EXERCISE DESCRIPTION: Quote the listing below in full and exactly as written, but omit every picture.
··········
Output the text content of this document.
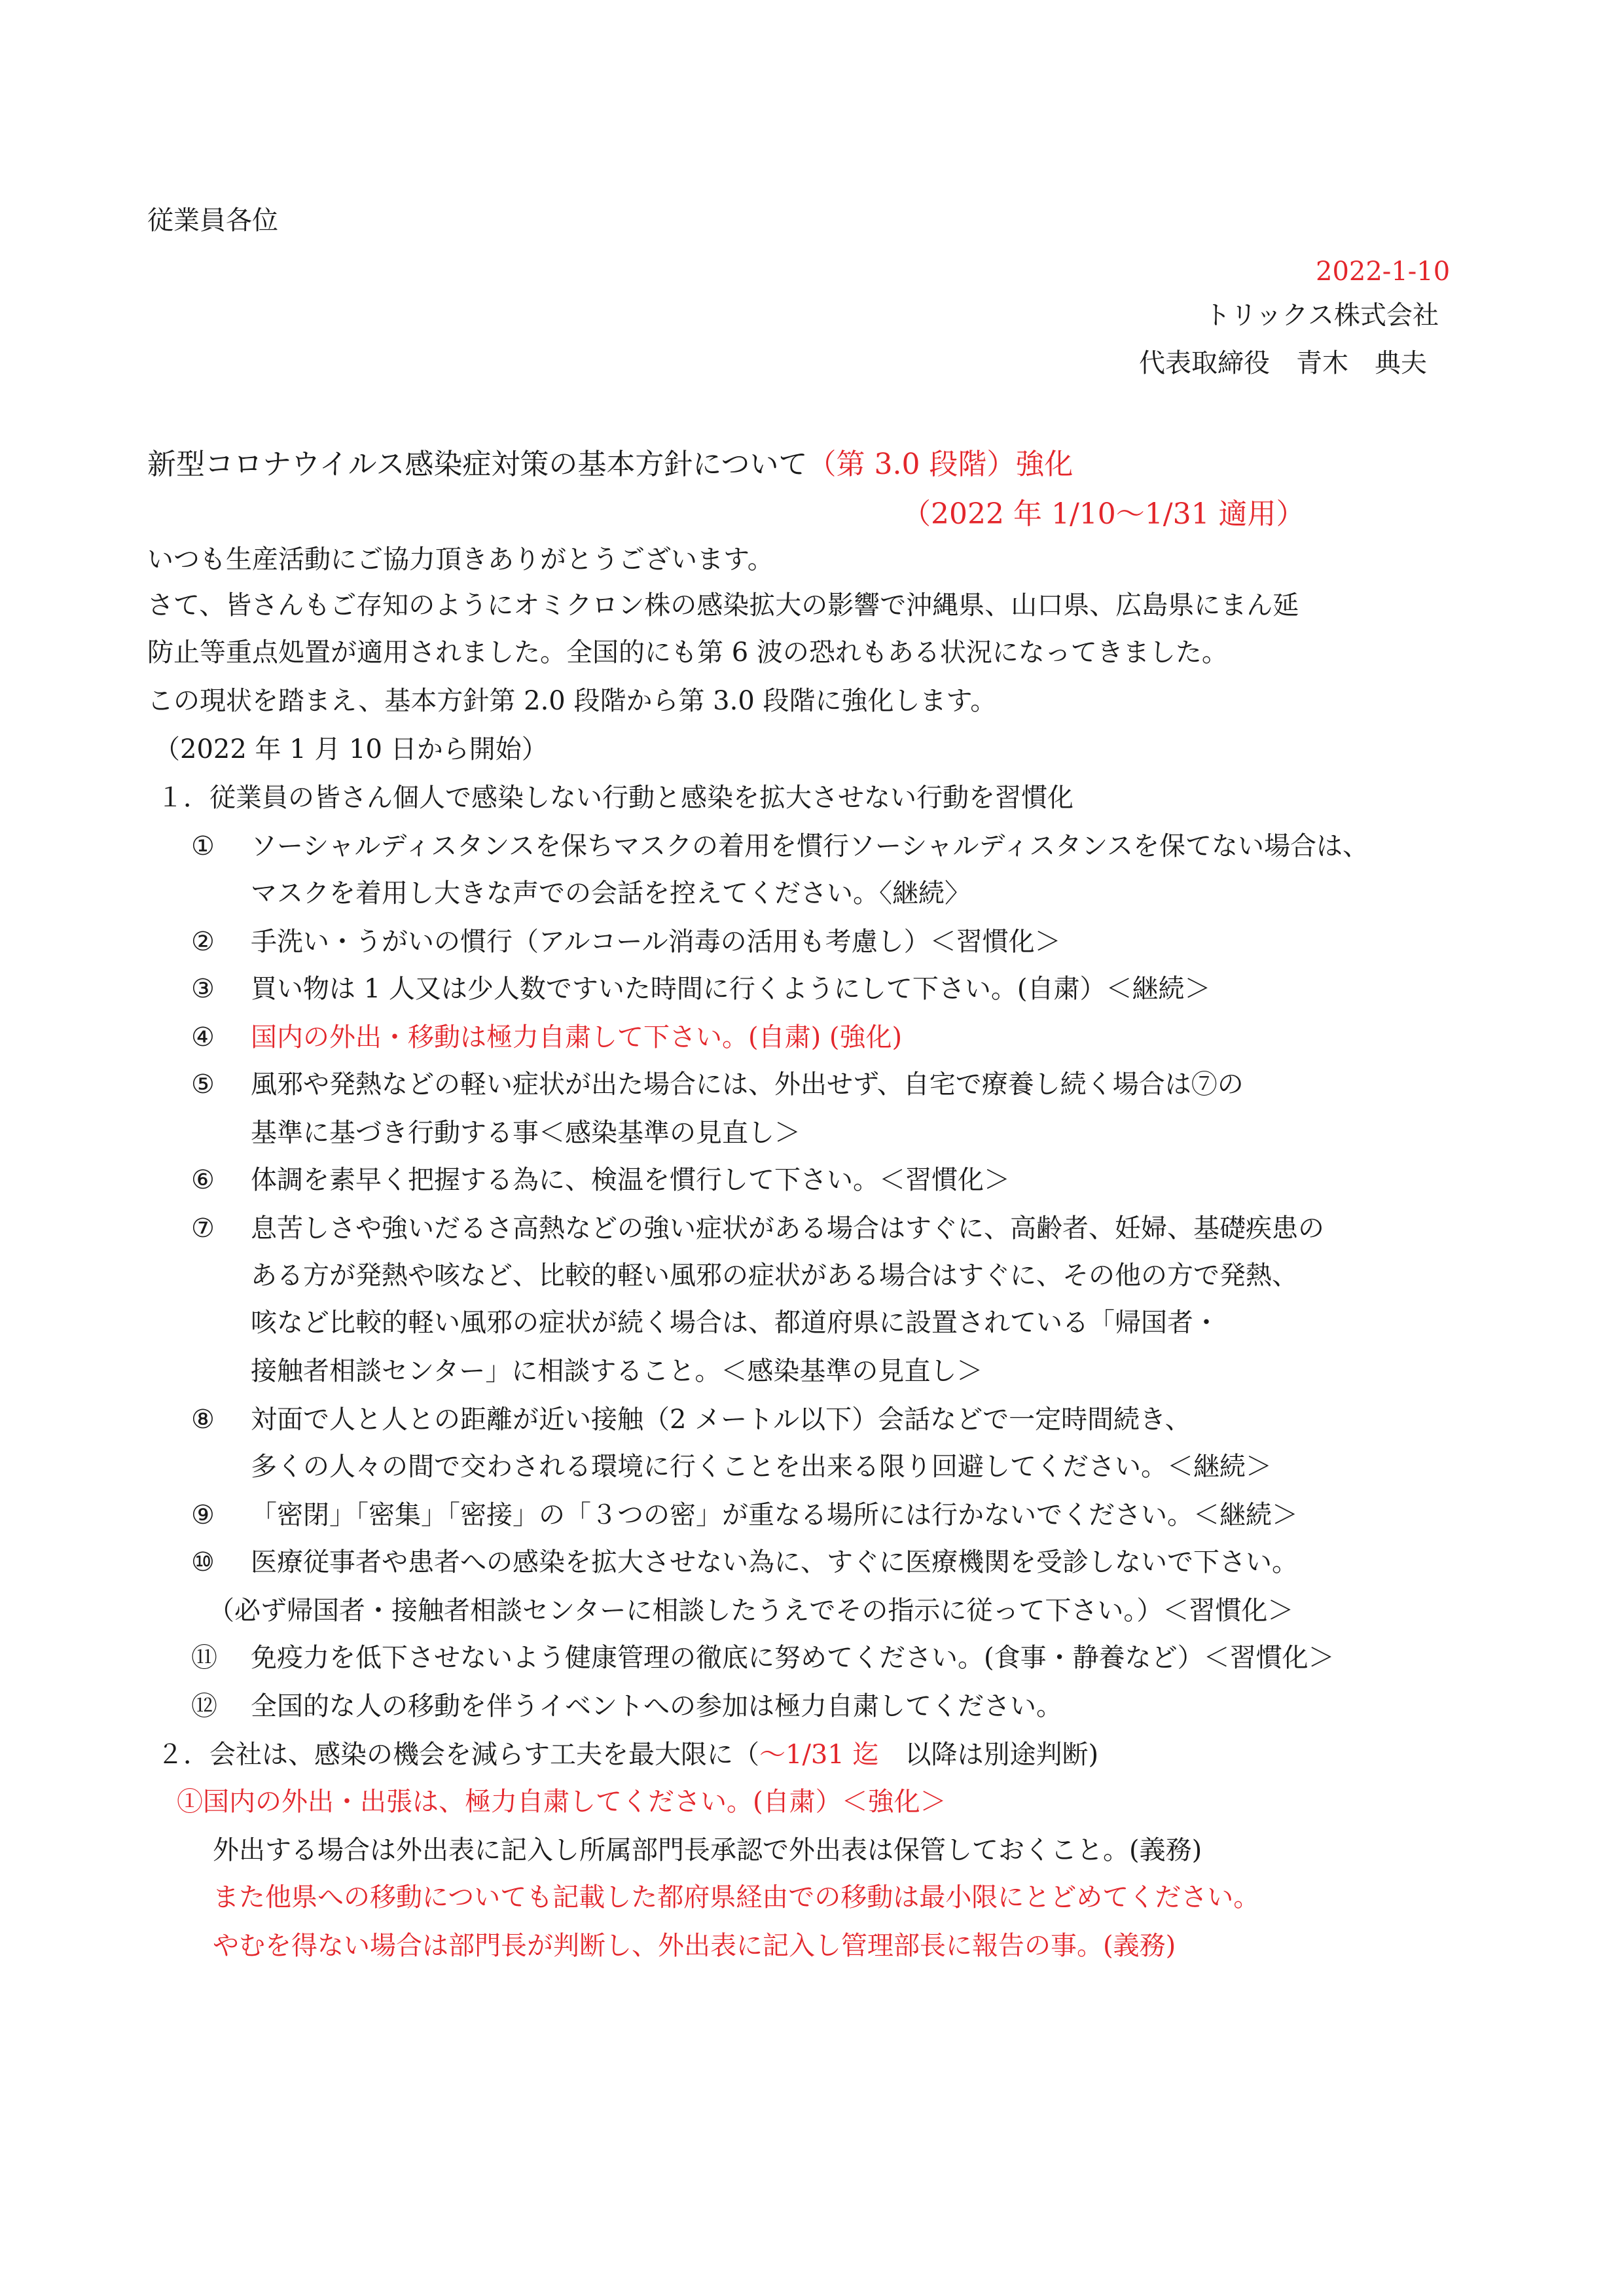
従業員各位
2022-1-10
トリックス株式会社
代表取締役　青木　典夫
新型コロナウイルス感染症対策の基本方針について（第 3.0 段階）強化
（2022 年 1/10～1/31 適用）
いつも生産活動にご協力頂きありがとうございます。
さて、皆さんもご存知のようにオミクロン株の感染拡大の影響で沖縄県、山口県、広島県にまん延
防止等重点処置が適用されました。全国的にも第 6 波の恐れもある状況になってきました。
この現状を踏まえ、基本方針第 2.0 段階から第 3.0 段階に強化します。
（2022 年 1 月 10 日から開始）
１．従業員の皆さん個人で感染しない行動と感染を拡大させない行動を習慣化
① ソーシャルディスタンスを保ちマスクの着用を慣行ソーシャルディスタンスを保てない場合は、
マスクを着用し大きな声での会話を控えてください。〈継続〉
② 手洗い・うがいの慣行（アルコール消毒の活用も考慮し）＜習慣化＞
③ 買い物は 1 人又は少人数ですいた時間に行くようにして下さい。(自粛）＜継続＞
④ 国内の外出・移動は極力自粛して下さい。(自粛) (強化)
⑤ 風邪や発熱などの軽い症状が出た場合には、外出せず、自宅で療養し続く場合は⑦の
基準に基づき行動する事＜感染基準の見直し＞
⑥ 体調を素早く把握する為に、検温を慣行して下さい。＜習慣化＞
⑦ 息苦しさや強いだるさ高熱などの強い症状がある場合はすぐに、高齢者、妊婦、基礎疾患の
ある方が発熱や咳など、比較的軽い風邪の症状がある場合はすぐに、その他の方で発熱、
咳など比較的軽い風邪の症状が続く場合は、都道府県に設置されている「帰国者・
接触者相談センター」に相談すること。＜感染基準の見直し＞
⑧ 対面で人と人との距離が近い接触（2 メートル以下）会話などで一定時間続き、
多くの人々の間で交わされる環境に行くことを出来る限り回避してください。＜継続＞
⑨ 「密閉」「密集」「密接」の「３つの密」が重なる場所には行かないでください。＜継続＞
⑩ 医療従事者や患者への感染を拡大させない為に、すぐに医療機関を受診しないで下さい。
（必ず帰国者・接触者相談センターに相談したうえでその指示に従って下さい。）＜習慣化＞
⑪ 免疫力を低下させないよう健康管理の徹底に努めてください。(食事・静養など）＜習慣化＞
⑫ 全国的な人の移動を伴うイベントへの参加は極力自粛してください。
２．会社は、感染の機会を減らす工夫を最大限に（～1/31 迄　以降は別途判断)
①国内の外出・出張は、極力自粛してください。(自粛）＜強化＞
外出する場合は外出表に記入し所属部門長承認で外出表は保管しておくこと。(義務)
また他県への移動についても記載した都府県経由での移動は最小限にとどめてください。
やむを得ない場合は部門長が判断し、外出表に記入し管理部長に報告の事。(義務)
··········
PROBLEM SOLUTION:
Output the text content of this document.
従業員各位
2022-1-10
トリックス株式会社
代表取締役　青木　典夫
新型コロナウイルス感染症対策の基本方針について（第 3.0 段階）強化
（2022 年 1/10～1/31 適用）
いつも生産活動にご協力頂きありがとうございます。
さて、皆さんもご存知のようにオミクロン株の感染拡大の影響で沖縄県、山口県、広島県にまん延
防止等重点処置が適用されました。全国的にも第 6 波の恐れもある状況になってきました。
この現状を踏まえ、基本方針第 2.0 段階から第 3.0 段階に強化します。
（2022 年 1 月 10 日から開始）
１．従業員の皆さん個人で感染しない行動と感染を拡大させない行動を習慣化
① ソーシャルディスタンスを保ちマスクの着用を慣行ソーシャルディスタンスを保てない場合は、
マスクを着用し大きな声での会話を控えてください。〈継続〉
② 手洗い・うがいの慣行（アルコール消毒の活用も考慮し）＜習慣化＞
③ 買い物は 1 人又は少人数ですいた時間に行くようにして下さい。(自粛）＜継続＞
④ 国内の外出・移動は極力自粛して下さい。(自粛) (強化)
⑤ 風邪や発熱などの軽い症状が出た場合には、外出せず、自宅で療養し続く場合は⑦の
基準に基づき行動する事＜感染基準の見直し＞
⑥ 体調を素早く把握する為に、検温を慣行して下さい。＜習慣化＞
⑦ 息苦しさや強いだるさ高熱などの強い症状がある場合はすぐに、高齢者、妊婦、基礎疾患の
ある方が発熱や咳など、比較的軽い風邪の症状がある場合はすぐに、その他の方で発熱、
咳など比較的軽い風邪の症状が続く場合は、都道府県に設置されている「帰国者・
接触者相談センター」に相談すること。＜感染基準の見直し＞
⑧ 対面で人と人との距離が近い接触（2 メートル以下）会話などで一定時間続き、
多くの人々の間で交わされる環境に行くことを出来る限り回避してください。＜継続＞
⑨ 「密閉」「密集」「密接」の「３つの密」が重なる場所には行かないでください。＜継続＞
⑩ 医療従事者や患者への感染を拡大させない為に、すぐに医療機関を受診しないで下さい。
（必ず帰国者・接触者相談センターに相談したうえでその指示に従って下さい。）＜習慣化＞
⑪ 免疫力を低下させないよう健康管理の徹底に努めてください。(食事・静養など）＜習慣化＞
⑫ 全国的な人の移動を伴うイベントへの参加は極力自粛してください。
２．会社は、感染の機会を減らす工夫を最大限に（～1/31 迄　以降は別途判断)
①国内の外出・出張は、極力自粛してください。(自粛）＜強化＞
外出する場合は外出表に記入し所属部門長承認で外出表は保管しておくこと。(義務)
また他県への移動についても記載した都府県経由での移動は最小限にとどめてください。
やむを得ない場合は部門長が判断し、外出表に記入し管理部長に報告の事。(義務)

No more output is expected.